Stored data
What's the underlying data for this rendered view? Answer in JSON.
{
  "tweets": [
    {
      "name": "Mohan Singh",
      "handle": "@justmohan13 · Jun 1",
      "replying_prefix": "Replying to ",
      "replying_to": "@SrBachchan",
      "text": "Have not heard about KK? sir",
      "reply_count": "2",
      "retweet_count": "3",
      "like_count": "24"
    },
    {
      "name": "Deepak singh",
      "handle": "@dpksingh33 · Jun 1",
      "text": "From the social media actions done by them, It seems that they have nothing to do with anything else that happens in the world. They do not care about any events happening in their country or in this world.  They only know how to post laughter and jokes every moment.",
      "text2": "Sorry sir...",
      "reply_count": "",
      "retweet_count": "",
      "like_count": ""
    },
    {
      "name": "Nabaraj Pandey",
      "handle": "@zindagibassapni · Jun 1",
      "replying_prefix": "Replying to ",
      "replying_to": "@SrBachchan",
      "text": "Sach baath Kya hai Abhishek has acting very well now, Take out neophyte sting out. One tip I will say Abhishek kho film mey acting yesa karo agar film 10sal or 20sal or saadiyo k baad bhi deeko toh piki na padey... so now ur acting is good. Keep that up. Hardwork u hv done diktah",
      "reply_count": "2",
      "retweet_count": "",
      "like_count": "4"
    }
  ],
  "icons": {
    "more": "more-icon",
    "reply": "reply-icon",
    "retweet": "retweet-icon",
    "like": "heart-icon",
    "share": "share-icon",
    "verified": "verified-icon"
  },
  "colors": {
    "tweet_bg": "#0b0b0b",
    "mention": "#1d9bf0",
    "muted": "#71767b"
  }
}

GIVEN REQUEST
Extract all of the data shown above without alteration.

WRITTEN RESPONSE
What's the underlying data for this rendered view? Answer in JSON.
{
  "tweets": [
    {
      "name": "Mohan Singh",
      "handle": "@justmohan13 · Jun 1",
      "replying_prefix": "Replying to ",
      "replying_to": "@SrBachchan",
      "text": "Have not heard about KK? sir",
      "reply_count": "2",
      "retweet_count": "3",
      "like_count": "24"
    },
    {
      "name": "Deepak singh",
      "handle": "@dpksingh33 · Jun 1",
      "text": "From the social media actions done by them, It seems that they have nothing to do with anything else that happens in the world. They do not care about any events happening in their country or in this world.  They only know how to post laughter and jokes every moment.",
      "text2": "Sorry sir...",
      "reply_count": "",
      "retweet_count": "",
      "like_count": ""
    },
    {
      "name": "Nabaraj Pandey",
      "handle": "@zindagibassapni · Jun 1",
      "replying_prefix": "Replying to ",
      "replying_to": "@SrBachchan",
      "text": "Sach baath Kya hai Abhishek has acting very well now, Take out neophyte sting out. One tip I will say Abhishek kho film mey acting yesa karo agar film 10sal or 20sal or saadiyo k baad bhi deeko toh piki na padey... so now ur acting is good. Keep that up. Hardwork u hv done diktah",
      "reply_count": "2",
      "retweet_count": "",
      "like_count": "4"
    }
  ],
  "icons": {
    "more": "more-icon",
    "reply": "reply-icon",
    "retweet": "retweet-icon",
    "like": "heart-icon",
    "share": "share-icon",
    "verified": "verified-icon"
  },
  "colors": {
    "tweet_bg": "#0b0b0b",
    "mention": "#1d9bf0",
    "muted": "#71767b"
  }
}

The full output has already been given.